**DATA SUPPLIED**.
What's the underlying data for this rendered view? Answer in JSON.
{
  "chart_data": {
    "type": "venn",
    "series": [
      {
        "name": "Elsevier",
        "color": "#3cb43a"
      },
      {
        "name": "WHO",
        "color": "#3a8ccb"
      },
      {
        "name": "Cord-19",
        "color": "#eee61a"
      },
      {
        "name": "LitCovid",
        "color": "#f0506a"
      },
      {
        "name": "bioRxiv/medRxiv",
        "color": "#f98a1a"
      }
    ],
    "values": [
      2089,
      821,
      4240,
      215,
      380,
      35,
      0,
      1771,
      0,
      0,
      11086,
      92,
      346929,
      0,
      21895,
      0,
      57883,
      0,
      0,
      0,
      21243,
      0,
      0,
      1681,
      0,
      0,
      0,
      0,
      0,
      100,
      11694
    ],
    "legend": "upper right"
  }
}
---
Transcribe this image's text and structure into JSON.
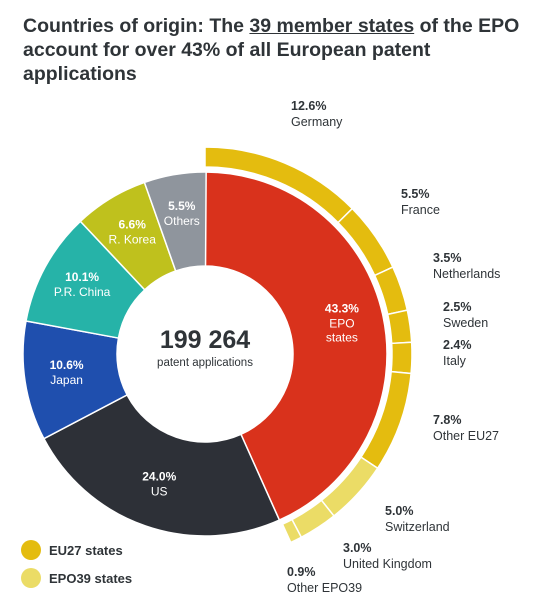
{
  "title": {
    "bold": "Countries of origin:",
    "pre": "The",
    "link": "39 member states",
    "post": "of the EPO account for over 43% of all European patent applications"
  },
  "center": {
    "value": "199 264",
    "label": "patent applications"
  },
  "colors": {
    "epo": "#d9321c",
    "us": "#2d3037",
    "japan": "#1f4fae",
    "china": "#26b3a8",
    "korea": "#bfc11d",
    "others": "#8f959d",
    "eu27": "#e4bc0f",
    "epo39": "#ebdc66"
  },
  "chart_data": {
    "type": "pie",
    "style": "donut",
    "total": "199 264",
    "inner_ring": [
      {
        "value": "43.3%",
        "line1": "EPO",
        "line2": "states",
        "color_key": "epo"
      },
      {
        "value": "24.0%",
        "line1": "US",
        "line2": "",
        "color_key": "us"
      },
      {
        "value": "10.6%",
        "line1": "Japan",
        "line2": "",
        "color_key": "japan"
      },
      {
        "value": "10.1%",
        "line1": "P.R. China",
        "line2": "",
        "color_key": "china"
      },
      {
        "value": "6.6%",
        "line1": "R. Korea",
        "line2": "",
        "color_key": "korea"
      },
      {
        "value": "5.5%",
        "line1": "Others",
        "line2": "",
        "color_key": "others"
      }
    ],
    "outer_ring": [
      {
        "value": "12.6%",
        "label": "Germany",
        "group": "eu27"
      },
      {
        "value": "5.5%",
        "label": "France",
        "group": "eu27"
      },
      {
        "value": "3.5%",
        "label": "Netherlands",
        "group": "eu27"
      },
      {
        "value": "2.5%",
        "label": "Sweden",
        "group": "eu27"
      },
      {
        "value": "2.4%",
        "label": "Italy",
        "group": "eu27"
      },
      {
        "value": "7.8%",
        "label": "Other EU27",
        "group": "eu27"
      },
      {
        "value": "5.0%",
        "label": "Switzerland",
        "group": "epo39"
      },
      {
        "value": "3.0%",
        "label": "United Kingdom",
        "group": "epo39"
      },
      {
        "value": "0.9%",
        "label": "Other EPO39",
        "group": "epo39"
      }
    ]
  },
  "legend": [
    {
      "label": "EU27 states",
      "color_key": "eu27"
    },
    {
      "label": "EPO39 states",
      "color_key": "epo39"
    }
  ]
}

**EXERCISE GOAL**. Show, from the listing above, each line that contains the word "label".

**CORRECT OUTPUT**.
    "label": "patent applications"
        "label": "Germany",
        "label": "France",
        "label": "Netherlands",
        "label": "Sweden",
        "label": "Italy",
        "label": "Other EU27",
        "label": "Switzerland",
        "label": "United Kingdom",
        "label": "Other EPO39",
      "label": "EU27 states",
      "label": "EPO39 states",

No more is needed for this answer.